--- Provided records ---

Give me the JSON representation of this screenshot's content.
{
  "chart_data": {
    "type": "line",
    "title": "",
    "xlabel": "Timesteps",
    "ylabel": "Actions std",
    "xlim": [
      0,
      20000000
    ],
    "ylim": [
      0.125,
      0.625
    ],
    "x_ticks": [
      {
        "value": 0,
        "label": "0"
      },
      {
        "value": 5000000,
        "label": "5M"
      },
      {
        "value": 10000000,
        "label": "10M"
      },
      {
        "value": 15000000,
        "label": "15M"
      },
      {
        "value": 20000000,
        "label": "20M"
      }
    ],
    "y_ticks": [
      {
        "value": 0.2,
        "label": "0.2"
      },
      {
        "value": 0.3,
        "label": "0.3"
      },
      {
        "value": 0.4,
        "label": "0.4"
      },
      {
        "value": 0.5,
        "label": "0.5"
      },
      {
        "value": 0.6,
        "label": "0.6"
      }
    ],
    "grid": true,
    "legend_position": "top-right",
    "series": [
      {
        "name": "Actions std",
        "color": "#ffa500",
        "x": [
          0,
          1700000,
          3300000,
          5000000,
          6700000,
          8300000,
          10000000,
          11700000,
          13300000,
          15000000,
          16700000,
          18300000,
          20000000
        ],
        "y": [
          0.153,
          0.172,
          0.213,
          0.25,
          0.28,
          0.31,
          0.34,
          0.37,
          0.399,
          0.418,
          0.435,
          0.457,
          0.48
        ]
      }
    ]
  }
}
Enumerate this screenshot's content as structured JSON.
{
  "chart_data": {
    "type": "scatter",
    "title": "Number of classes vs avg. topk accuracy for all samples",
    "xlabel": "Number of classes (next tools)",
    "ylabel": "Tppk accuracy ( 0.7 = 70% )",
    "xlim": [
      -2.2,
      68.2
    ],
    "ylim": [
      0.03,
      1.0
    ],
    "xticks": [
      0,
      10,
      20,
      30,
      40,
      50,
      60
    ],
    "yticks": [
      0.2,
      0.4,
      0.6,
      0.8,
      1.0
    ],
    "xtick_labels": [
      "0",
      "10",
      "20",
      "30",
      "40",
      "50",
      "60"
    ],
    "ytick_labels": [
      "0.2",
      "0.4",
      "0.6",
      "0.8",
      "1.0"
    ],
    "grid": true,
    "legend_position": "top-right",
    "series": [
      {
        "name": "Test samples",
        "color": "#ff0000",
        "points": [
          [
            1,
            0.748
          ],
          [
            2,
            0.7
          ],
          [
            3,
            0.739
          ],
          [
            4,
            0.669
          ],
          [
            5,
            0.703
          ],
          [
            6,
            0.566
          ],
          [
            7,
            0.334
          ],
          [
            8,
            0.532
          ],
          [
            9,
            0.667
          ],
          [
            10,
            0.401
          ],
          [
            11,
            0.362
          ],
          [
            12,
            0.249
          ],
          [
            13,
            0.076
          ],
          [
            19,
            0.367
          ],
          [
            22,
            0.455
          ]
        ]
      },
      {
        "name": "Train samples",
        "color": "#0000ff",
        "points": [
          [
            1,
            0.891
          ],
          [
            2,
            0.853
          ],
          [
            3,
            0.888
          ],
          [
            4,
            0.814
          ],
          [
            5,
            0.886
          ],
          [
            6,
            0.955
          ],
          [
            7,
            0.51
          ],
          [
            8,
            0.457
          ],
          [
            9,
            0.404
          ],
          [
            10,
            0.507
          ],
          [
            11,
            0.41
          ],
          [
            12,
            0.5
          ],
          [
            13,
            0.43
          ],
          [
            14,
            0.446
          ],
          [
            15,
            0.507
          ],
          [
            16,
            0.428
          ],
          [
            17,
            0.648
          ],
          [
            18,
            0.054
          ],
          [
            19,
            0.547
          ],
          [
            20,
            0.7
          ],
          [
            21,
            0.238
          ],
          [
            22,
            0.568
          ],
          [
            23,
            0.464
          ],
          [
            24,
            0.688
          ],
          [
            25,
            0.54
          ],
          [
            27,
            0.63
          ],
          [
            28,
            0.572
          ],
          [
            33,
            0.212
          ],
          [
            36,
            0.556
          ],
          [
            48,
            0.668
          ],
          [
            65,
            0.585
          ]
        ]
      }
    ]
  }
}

---

▶ Your task
Count the lines above in which the word "classes" appears, then state only that count.

▶ The result
2